* _Short task_
Return every row below unchanged and in the same order.

* _Information provided_

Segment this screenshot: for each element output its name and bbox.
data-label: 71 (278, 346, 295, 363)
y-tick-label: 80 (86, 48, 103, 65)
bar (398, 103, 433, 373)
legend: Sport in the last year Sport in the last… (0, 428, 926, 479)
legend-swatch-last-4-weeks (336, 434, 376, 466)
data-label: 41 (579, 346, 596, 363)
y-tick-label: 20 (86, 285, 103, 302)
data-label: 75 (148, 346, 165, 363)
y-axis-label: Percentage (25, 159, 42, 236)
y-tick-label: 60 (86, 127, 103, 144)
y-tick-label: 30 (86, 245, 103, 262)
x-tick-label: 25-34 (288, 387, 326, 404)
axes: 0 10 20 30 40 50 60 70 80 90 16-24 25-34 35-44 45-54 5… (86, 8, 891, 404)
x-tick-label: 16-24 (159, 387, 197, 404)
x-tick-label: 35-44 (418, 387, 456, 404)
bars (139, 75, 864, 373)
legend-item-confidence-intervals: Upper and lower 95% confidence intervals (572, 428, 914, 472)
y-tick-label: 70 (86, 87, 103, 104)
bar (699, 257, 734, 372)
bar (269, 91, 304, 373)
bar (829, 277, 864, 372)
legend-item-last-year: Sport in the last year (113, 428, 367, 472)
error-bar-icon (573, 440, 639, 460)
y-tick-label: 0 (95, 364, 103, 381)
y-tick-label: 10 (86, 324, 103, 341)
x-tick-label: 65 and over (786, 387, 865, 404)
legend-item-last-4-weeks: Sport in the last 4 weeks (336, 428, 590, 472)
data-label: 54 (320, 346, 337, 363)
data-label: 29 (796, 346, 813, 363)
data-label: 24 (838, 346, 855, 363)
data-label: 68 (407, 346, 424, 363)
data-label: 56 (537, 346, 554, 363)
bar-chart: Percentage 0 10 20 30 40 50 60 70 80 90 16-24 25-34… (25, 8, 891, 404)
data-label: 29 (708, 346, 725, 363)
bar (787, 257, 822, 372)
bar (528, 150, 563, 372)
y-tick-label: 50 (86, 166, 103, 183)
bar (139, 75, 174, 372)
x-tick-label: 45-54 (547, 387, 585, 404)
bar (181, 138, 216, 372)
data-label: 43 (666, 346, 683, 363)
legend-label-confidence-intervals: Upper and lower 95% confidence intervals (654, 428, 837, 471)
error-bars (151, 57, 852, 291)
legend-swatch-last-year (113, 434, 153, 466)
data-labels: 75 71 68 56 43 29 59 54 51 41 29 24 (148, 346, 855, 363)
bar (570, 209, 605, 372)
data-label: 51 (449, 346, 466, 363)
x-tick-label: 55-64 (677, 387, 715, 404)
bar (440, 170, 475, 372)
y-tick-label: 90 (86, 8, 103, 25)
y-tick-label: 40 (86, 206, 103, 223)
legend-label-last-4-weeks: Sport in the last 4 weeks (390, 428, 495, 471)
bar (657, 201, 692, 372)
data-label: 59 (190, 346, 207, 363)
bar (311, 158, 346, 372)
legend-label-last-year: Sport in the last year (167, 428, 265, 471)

* _Solution for this problem_
Segment this screenshot: for each element output its name and bbox.
data-label: 71 (278, 346, 295, 363)
y-tick-label: 80 (86, 48, 103, 65)
bar (398, 103, 433, 373)
legend: Sport in the last year Sport in the last… (0, 428, 926, 479)
legend-swatch-last-4-weeks (336, 434, 376, 466)
data-label: 41 (579, 346, 596, 363)
y-tick-label: 20 (86, 285, 103, 302)
data-label: 75 (148, 346, 165, 363)
y-axis-label: Percentage (25, 159, 42, 236)
y-tick-label: 60 (86, 127, 103, 144)
y-tick-label: 30 (86, 245, 103, 262)
x-tick-label: 25-34 (288, 387, 326, 404)
axes: 0 10 20 30 40 50 60 70 80 90 16-24 25-34 35-44 45-54 5… (86, 8, 891, 404)
x-tick-label: 16-24 (159, 387, 197, 404)
x-tick-label: 35-44 (418, 387, 456, 404)
bars (139, 75, 864, 373)
legend-item-confidence-intervals: Upper and lower 95% confidence intervals (572, 428, 914, 472)
y-tick-label: 70 (86, 87, 103, 104)
bar (699, 257, 734, 372)
bar (269, 91, 304, 373)
bar (829, 277, 864, 372)
legend-item-last-year: Sport in the last year (113, 428, 367, 472)
error-bar-icon (573, 440, 639, 460)
y-tick-label: 0 (95, 364, 103, 381)
y-tick-label: 10 (86, 324, 103, 341)
x-tick-label: 65 and over (786, 387, 865, 404)
legend-item-last-4-weeks: Sport in the last 4 weeks (336, 428, 590, 472)
data-label: 54 (320, 346, 337, 363)
data-label: 29 (796, 346, 813, 363)
data-label: 24 (838, 346, 855, 363)
data-label: 68 (407, 346, 424, 363)
data-label: 56 (537, 346, 554, 363)
bar-chart: Percentage 0 10 20 30 40 50 60 70 80 90 16-24 25-34… (25, 8, 891, 404)
data-label: 29 (708, 346, 725, 363)
bar (787, 257, 822, 372)
bar (528, 150, 563, 372)
y-tick-label: 50 (86, 166, 103, 183)
bar (139, 75, 174, 372)
x-tick-label: 45-54 (547, 387, 585, 404)
bar (181, 138, 216, 372)
data-label: 43 (666, 346, 683, 363)
legend-label-confidence-intervals: Upper and lower 95% confidence intervals (654, 428, 837, 471)
error-bars (151, 57, 852, 291)
legend-swatch-last-year (113, 434, 153, 466)
data-labels: 75 71 68 56 43 29 59 54 51 41 29 24 (148, 346, 855, 363)
bar (570, 209, 605, 372)
data-label: 51 (449, 346, 466, 363)
x-tick-label: 55-64 (677, 387, 715, 404)
bar (440, 170, 475, 372)
y-tick-label: 90 (86, 8, 103, 25)
y-tick-label: 40 (86, 206, 103, 223)
legend-label-last-4-weeks: Sport in the last 4 weeks (390, 428, 495, 471)
bar (657, 201, 692, 372)
data-label: 59 (190, 346, 207, 363)
bar (311, 158, 346, 372)
legend-label-last-year: Sport in the last year (167, 428, 265, 471)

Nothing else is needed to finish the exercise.